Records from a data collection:
= = = = =

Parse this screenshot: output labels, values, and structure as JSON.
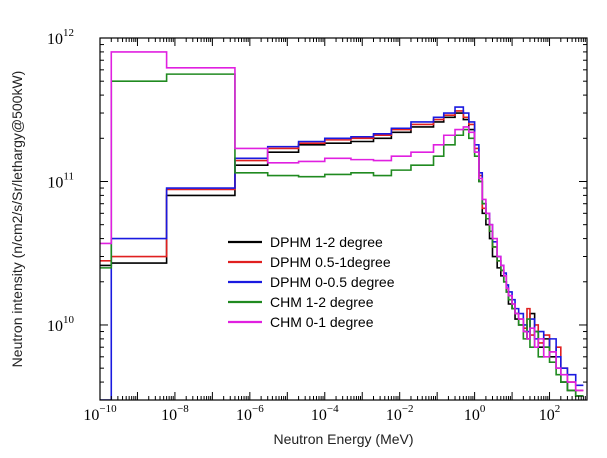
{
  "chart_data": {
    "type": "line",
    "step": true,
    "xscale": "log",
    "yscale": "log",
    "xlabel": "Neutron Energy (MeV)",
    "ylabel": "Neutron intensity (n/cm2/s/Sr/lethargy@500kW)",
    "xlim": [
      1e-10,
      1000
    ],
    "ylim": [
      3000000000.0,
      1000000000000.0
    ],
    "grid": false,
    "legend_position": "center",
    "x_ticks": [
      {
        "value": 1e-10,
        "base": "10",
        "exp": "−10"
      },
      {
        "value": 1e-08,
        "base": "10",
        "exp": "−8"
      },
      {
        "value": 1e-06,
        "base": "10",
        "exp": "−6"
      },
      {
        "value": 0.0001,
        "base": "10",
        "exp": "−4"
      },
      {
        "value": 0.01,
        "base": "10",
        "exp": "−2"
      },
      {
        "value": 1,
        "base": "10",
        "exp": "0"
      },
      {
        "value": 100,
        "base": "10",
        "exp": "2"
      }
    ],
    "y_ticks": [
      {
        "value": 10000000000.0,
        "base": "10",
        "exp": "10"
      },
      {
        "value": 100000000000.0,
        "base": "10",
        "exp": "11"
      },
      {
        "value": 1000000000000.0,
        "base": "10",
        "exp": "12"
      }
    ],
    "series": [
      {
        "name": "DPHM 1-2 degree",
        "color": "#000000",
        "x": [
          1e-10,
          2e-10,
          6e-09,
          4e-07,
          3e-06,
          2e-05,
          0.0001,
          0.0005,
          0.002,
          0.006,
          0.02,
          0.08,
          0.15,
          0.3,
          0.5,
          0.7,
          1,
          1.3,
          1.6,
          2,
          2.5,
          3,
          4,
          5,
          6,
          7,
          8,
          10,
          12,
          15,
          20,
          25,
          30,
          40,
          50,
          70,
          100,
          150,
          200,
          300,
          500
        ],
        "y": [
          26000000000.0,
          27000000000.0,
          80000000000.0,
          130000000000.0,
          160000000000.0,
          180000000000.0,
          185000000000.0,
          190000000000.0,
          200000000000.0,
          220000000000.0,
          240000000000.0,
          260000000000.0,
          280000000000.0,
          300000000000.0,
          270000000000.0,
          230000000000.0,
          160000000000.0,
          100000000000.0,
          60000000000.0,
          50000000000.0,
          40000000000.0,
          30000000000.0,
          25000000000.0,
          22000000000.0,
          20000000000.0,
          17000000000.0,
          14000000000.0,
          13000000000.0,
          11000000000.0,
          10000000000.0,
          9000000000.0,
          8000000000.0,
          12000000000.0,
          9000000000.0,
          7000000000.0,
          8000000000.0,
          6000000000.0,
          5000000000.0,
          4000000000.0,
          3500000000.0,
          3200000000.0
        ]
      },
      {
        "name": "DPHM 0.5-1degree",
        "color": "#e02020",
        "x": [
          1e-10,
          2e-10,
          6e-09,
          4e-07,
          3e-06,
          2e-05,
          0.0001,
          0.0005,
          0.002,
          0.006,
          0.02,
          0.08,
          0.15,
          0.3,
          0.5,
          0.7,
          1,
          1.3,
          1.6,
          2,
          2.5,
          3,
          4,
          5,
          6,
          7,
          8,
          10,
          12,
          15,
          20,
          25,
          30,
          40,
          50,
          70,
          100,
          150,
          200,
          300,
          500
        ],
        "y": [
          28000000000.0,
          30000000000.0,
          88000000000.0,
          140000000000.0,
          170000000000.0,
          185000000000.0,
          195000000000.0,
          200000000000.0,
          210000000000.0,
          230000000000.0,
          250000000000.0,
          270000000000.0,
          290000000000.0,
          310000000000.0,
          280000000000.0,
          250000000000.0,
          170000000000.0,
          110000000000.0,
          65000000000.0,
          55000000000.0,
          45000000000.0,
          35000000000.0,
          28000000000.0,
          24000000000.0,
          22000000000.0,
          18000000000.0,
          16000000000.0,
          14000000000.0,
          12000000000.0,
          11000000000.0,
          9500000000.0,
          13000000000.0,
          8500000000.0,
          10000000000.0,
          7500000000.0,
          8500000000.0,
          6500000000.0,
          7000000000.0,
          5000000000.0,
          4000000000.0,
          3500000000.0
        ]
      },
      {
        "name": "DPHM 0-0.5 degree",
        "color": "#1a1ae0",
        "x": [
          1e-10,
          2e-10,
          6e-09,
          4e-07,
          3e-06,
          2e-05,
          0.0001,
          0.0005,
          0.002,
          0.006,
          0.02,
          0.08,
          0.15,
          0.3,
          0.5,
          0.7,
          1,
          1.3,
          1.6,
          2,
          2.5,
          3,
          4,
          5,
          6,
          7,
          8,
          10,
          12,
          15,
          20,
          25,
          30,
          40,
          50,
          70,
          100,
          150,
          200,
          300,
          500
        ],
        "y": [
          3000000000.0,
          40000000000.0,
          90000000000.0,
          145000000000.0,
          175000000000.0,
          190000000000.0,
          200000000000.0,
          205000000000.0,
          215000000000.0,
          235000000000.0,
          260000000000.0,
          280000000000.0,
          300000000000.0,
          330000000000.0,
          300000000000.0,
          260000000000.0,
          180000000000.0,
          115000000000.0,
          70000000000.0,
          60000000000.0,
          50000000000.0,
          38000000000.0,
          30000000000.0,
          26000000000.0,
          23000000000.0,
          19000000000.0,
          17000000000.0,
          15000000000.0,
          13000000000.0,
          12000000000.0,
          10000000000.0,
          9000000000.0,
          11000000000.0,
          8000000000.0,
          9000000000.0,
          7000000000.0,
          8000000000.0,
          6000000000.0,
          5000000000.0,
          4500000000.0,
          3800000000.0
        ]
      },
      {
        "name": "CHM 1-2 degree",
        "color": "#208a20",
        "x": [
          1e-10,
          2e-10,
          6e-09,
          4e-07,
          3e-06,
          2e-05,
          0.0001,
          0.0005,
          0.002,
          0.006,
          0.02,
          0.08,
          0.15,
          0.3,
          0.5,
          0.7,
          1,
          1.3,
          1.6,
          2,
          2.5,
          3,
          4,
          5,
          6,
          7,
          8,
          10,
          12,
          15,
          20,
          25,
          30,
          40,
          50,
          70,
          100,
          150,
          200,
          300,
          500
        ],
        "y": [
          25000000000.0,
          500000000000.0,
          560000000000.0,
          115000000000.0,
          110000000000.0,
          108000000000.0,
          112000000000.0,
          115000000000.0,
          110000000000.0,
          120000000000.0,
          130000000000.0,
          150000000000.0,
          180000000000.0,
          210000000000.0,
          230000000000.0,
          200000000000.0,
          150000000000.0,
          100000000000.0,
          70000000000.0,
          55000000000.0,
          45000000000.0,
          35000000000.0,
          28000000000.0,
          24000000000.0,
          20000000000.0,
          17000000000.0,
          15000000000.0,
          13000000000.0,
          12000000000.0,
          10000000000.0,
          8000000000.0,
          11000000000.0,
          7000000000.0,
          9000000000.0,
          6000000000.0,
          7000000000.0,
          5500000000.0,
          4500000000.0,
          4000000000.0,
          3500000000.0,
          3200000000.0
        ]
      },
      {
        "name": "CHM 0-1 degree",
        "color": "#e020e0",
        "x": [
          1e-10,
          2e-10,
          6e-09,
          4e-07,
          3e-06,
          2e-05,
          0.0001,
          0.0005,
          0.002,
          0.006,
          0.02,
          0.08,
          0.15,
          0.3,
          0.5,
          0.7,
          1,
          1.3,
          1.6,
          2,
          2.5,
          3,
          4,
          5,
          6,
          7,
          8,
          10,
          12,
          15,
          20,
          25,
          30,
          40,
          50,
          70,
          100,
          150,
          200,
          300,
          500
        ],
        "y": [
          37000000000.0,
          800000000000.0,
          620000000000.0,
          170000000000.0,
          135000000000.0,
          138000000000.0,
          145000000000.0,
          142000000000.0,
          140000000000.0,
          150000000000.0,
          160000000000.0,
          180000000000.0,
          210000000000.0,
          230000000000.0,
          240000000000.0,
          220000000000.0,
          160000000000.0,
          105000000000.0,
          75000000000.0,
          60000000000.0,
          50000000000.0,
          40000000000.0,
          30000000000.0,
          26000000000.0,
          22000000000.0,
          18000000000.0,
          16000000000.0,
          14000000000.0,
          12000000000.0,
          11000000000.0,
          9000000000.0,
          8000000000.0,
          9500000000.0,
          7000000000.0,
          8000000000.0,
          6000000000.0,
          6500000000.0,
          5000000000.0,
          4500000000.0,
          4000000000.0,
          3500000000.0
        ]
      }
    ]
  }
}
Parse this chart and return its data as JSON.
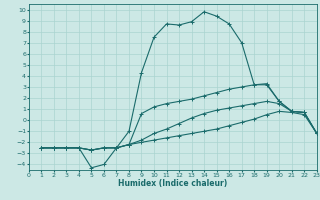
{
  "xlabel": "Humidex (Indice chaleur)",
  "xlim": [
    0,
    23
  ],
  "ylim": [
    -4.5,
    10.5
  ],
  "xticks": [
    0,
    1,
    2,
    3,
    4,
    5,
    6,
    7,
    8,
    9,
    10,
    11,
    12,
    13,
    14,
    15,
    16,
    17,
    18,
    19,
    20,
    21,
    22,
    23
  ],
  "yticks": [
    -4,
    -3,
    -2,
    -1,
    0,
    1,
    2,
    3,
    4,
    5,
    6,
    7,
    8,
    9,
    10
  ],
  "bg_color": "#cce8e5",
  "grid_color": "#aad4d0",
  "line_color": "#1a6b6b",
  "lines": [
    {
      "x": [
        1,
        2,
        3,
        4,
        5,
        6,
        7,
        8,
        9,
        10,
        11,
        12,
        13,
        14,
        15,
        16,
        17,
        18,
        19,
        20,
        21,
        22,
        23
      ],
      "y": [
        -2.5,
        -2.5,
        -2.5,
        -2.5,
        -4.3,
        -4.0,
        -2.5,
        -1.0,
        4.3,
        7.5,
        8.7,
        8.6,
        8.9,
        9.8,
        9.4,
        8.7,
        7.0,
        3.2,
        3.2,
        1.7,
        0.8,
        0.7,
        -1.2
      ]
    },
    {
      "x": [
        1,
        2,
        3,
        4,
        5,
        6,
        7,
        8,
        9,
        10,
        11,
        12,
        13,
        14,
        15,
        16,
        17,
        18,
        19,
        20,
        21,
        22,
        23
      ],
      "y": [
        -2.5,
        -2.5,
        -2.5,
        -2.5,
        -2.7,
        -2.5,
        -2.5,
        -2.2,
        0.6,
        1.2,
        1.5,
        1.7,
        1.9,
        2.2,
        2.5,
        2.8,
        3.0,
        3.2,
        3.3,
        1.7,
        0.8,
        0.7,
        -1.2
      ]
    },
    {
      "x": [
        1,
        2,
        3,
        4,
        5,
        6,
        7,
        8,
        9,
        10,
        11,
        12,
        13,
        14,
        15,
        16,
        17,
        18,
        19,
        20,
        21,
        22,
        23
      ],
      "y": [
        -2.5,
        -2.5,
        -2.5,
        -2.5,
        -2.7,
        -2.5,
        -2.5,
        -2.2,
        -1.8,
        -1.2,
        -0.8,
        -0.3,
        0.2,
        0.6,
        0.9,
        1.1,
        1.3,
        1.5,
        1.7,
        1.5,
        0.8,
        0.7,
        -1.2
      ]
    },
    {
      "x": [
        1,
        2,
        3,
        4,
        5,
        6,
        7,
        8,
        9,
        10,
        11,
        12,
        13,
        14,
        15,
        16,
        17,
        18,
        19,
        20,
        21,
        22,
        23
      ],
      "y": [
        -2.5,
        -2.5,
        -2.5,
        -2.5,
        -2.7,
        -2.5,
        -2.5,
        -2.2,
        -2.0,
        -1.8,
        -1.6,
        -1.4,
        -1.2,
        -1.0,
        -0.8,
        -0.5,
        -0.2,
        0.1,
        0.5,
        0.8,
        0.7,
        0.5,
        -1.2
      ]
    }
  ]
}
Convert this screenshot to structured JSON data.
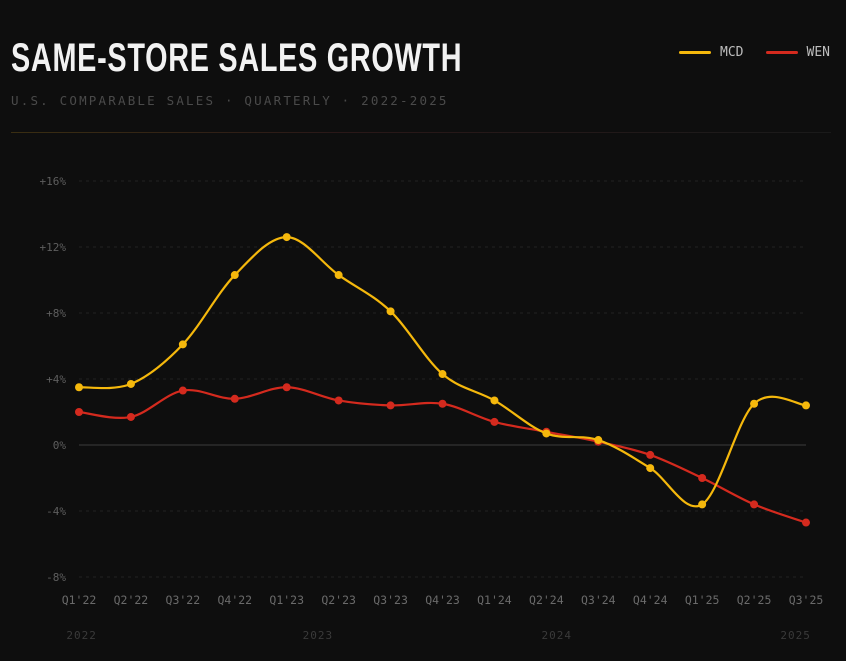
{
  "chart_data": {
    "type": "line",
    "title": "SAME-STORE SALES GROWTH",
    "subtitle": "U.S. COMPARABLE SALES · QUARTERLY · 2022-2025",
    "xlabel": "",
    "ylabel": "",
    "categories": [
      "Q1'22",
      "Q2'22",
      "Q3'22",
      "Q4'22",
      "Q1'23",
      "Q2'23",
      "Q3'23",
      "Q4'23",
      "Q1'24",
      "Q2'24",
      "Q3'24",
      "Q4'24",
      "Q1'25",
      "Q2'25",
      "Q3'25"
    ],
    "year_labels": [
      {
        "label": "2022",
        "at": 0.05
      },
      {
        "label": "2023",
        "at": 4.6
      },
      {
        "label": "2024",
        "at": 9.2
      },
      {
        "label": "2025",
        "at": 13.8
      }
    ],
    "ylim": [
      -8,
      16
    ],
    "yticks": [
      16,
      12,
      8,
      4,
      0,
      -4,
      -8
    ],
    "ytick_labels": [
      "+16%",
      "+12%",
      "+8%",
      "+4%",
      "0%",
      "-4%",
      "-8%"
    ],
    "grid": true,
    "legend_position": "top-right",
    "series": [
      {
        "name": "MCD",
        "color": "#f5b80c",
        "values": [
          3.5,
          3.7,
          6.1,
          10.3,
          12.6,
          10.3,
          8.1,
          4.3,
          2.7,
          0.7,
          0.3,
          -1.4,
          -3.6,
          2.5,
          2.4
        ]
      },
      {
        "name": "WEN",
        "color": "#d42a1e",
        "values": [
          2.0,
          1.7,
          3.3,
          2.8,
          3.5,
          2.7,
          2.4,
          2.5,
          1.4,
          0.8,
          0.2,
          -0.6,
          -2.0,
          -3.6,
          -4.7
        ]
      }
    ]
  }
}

= = = = =

The copy should begin at the line containing "Convert this screenshot" and end at the last line of the data above; please restate those lines word for word without the pictures.

Convert this screenshot to structured JSON data.
{
  "chart_data": {
    "type": "line",
    "title": "SAME-STORE SALES GROWTH",
    "subtitle": "U.S. COMPARABLE SALES · QUARTERLY · 2022-2025",
    "xlabel": "",
    "ylabel": "",
    "categories": [
      "Q1'22",
      "Q2'22",
      "Q3'22",
      "Q4'22",
      "Q1'23",
      "Q2'23",
      "Q3'23",
      "Q4'23",
      "Q1'24",
      "Q2'24",
      "Q3'24",
      "Q4'24",
      "Q1'25",
      "Q2'25",
      "Q3'25"
    ],
    "year_labels": [
      {
        "label": "2022",
        "at": 0.05
      },
      {
        "label": "2023",
        "at": 4.6
      },
      {
        "label": "2024",
        "at": 9.2
      },
      {
        "label": "2025",
        "at": 13.8
      }
    ],
    "ylim": [
      -8,
      16
    ],
    "yticks": [
      16,
      12,
      8,
      4,
      0,
      -4,
      -8
    ],
    "ytick_labels": [
      "+16%",
      "+12%",
      "+8%",
      "+4%",
      "0%",
      "-4%",
      "-8%"
    ],
    "grid": true,
    "legend_position": "top-right",
    "series": [
      {
        "name": "MCD",
        "color": "#f5b80c",
        "values": [
          3.5,
          3.7,
          6.1,
          10.3,
          12.6,
          10.3,
          8.1,
          4.3,
          2.7,
          0.7,
          0.3,
          -1.4,
          -3.6,
          2.5,
          2.4
        ]
      },
      {
        "name": "WEN",
        "color": "#d42a1e",
        "values": [
          2.0,
          1.7,
          3.3,
          2.8,
          3.5,
          2.7,
          2.4,
          2.5,
          1.4,
          0.8,
          0.2,
          -0.6,
          -2.0,
          -3.6,
          -4.7
        ]
      }
    ]
  }
}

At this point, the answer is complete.